THE PROBLEM -
Write out the material exactly, without any of its pictures.

EXTRACTED ENTRIES -
<<<<

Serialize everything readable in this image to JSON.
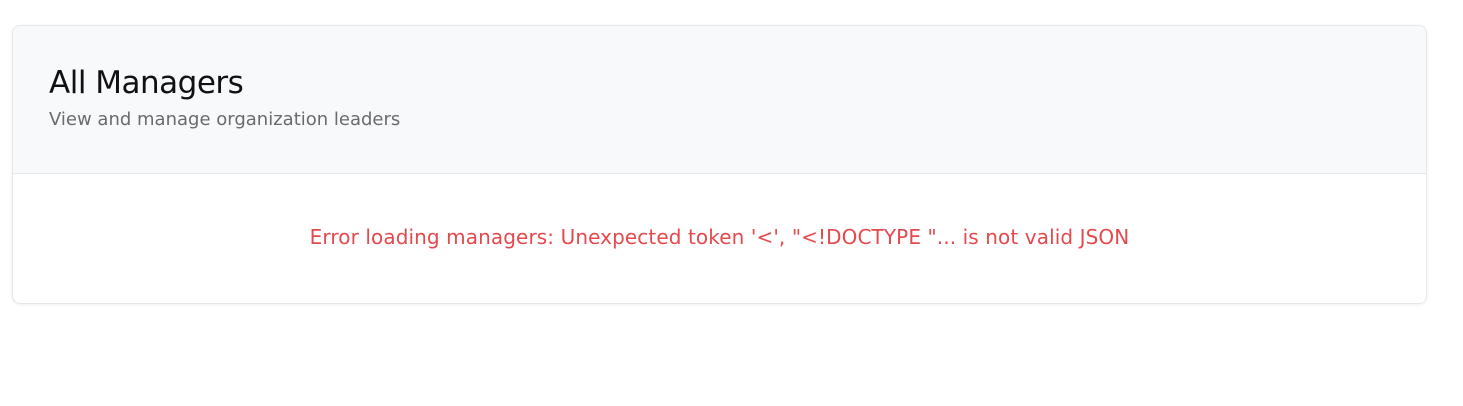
{
  "header": {
    "title": "All Managers",
    "subtitle": "View and manage organization leaders"
  },
  "body": {
    "error_message": "Error loading managers: Unexpected token '<', \"<!DOCTYPE \"... is not valid JSON"
  },
  "colors": {
    "error": "#e5484d",
    "header_bg": "#f8f9fb",
    "border": "#e5e7eb"
  }
}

>>>>

EXERCISE ANSWER -
Serialize everything readable in this image to JSON.
{
  "header": {
    "title": "All Managers",
    "subtitle": "View and manage organization leaders"
  },
  "body": {
    "error_message": "Error loading managers: Unexpected token '<', \"<!DOCTYPE \"... is not valid JSON"
  },
  "colors": {
    "error": "#e5484d",
    "header_bg": "#f8f9fb",
    "border": "#e5e7eb"
  }
}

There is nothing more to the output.